• Data shown
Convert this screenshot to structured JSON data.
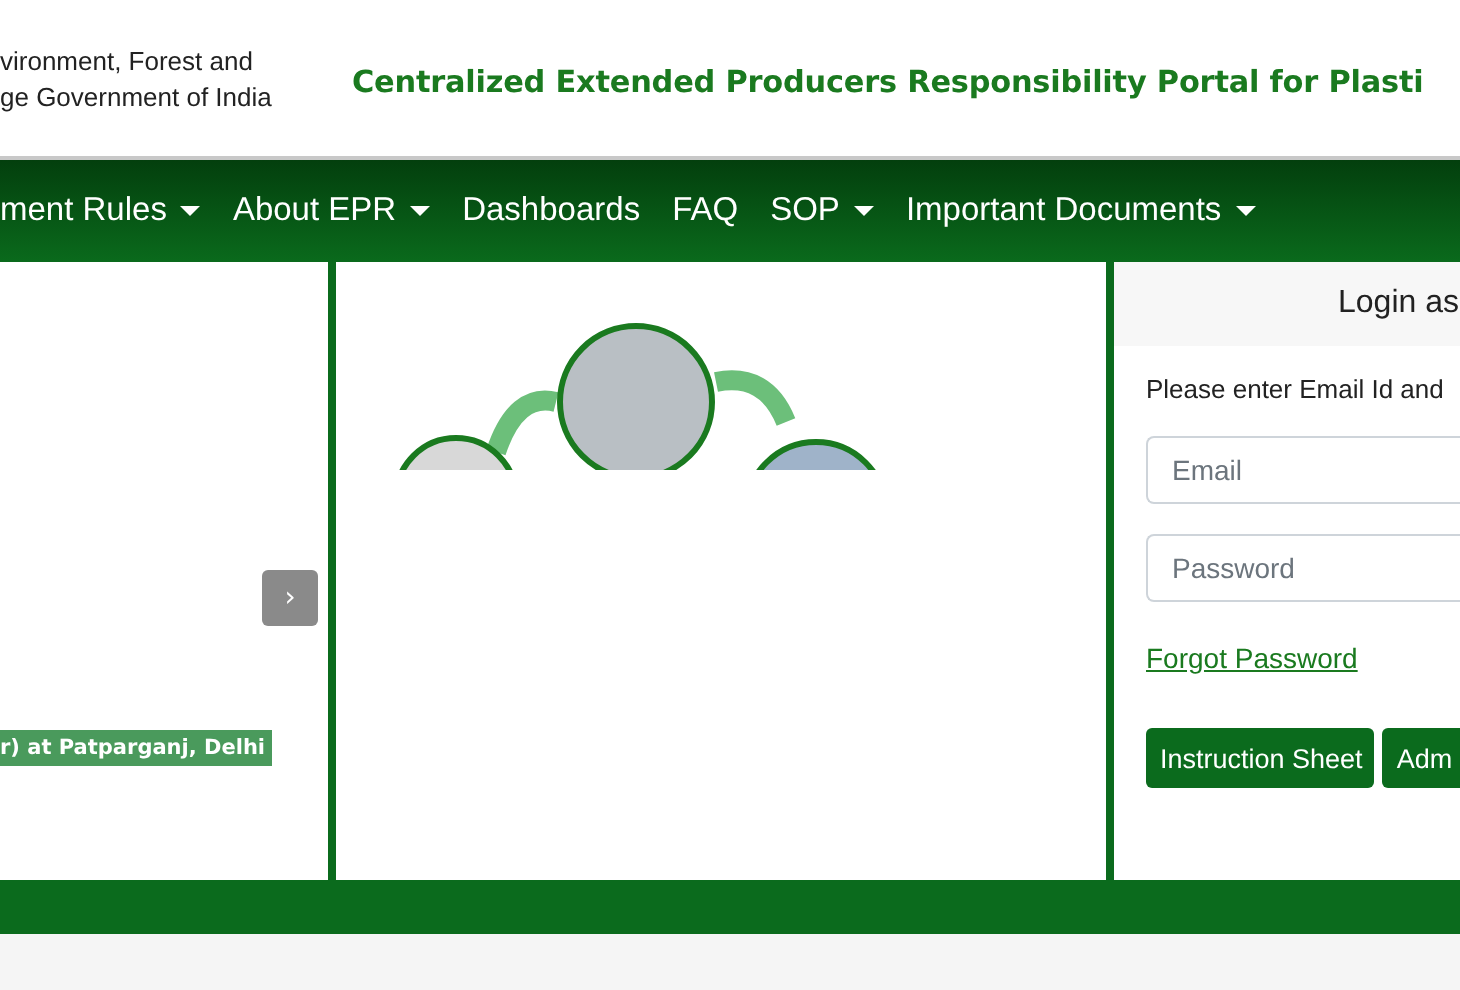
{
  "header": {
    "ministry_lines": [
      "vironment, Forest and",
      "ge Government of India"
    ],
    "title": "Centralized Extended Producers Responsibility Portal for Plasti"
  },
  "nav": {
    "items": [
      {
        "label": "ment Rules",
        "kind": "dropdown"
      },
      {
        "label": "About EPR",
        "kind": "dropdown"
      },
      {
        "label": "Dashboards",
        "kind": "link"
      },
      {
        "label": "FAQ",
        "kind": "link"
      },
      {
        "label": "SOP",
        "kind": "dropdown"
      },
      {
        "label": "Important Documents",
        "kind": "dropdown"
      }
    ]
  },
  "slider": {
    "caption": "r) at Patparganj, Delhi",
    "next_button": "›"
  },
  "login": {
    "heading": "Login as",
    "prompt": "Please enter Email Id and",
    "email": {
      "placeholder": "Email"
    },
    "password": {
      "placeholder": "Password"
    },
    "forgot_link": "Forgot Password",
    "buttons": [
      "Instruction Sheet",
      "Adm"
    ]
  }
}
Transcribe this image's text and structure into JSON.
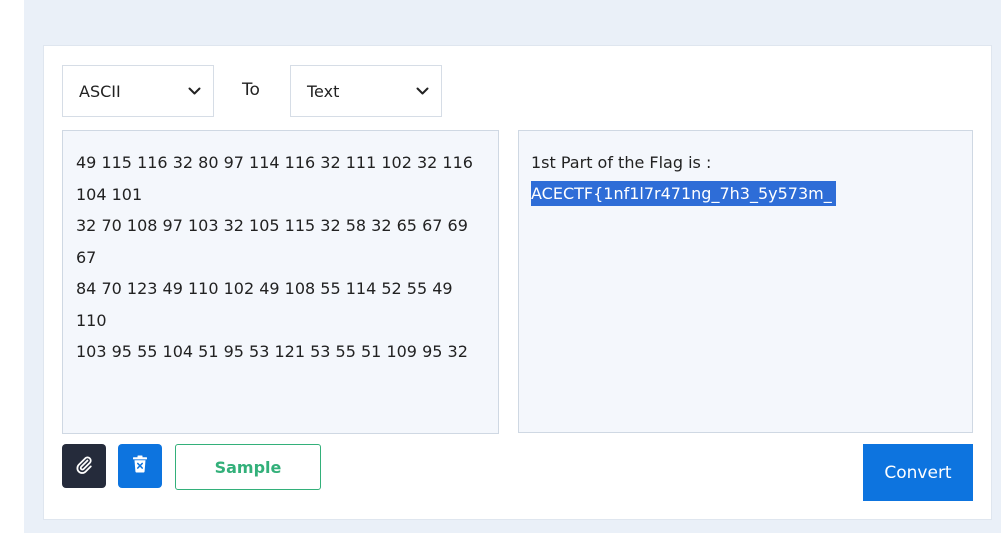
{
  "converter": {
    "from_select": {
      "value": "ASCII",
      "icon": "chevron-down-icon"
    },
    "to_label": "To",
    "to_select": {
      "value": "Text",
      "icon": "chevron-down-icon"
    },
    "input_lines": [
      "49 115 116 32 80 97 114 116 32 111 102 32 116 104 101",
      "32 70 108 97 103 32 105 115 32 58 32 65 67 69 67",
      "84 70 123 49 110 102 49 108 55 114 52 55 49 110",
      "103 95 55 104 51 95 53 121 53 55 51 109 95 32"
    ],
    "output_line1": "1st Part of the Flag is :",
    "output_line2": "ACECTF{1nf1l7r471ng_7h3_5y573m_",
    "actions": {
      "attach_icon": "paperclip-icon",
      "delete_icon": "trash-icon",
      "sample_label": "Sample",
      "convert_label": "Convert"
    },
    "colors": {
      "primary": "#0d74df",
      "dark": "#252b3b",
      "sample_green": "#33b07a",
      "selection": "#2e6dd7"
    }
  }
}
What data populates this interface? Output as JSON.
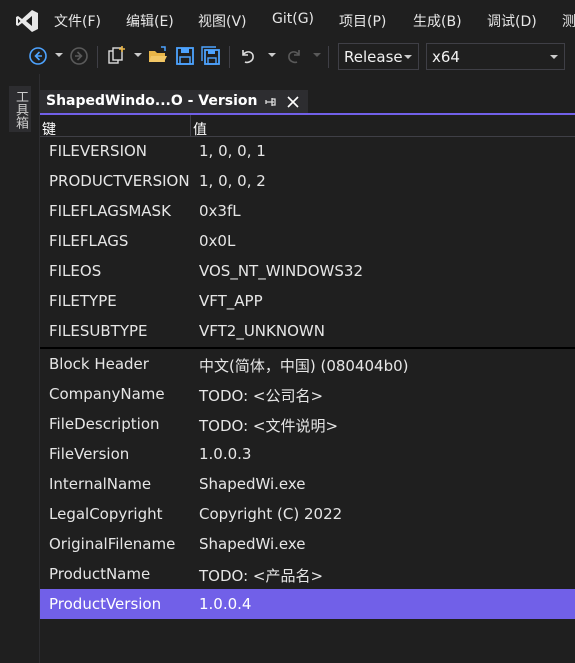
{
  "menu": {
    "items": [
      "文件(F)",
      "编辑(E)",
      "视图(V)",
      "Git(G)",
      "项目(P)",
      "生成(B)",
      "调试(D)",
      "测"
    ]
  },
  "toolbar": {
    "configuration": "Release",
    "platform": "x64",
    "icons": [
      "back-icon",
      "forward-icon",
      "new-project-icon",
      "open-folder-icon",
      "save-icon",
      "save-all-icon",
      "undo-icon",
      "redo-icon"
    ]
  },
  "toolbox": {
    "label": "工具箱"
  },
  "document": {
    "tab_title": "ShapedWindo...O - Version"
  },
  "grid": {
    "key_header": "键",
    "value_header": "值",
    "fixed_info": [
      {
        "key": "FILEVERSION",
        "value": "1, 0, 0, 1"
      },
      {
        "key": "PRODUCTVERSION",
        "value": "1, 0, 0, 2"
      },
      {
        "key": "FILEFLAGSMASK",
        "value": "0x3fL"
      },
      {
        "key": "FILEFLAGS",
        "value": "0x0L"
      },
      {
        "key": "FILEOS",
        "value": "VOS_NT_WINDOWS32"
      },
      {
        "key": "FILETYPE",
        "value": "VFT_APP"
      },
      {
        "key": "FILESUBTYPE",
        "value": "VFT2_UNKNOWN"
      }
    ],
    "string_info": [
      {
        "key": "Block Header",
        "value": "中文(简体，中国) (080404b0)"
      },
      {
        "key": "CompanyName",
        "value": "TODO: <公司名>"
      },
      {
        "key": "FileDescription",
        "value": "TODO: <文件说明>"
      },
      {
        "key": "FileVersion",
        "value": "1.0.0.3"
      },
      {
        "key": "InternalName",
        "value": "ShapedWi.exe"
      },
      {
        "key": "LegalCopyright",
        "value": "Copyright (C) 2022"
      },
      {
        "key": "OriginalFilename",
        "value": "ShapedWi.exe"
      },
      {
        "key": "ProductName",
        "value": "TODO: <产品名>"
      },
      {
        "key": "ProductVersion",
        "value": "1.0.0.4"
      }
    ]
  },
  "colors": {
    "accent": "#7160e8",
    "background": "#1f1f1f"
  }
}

• Exercise instructions
Show the lines of the data that hold the word "placeholder".

• Finished answer
      "placeholder": "Email"
      "placeholder": "Password"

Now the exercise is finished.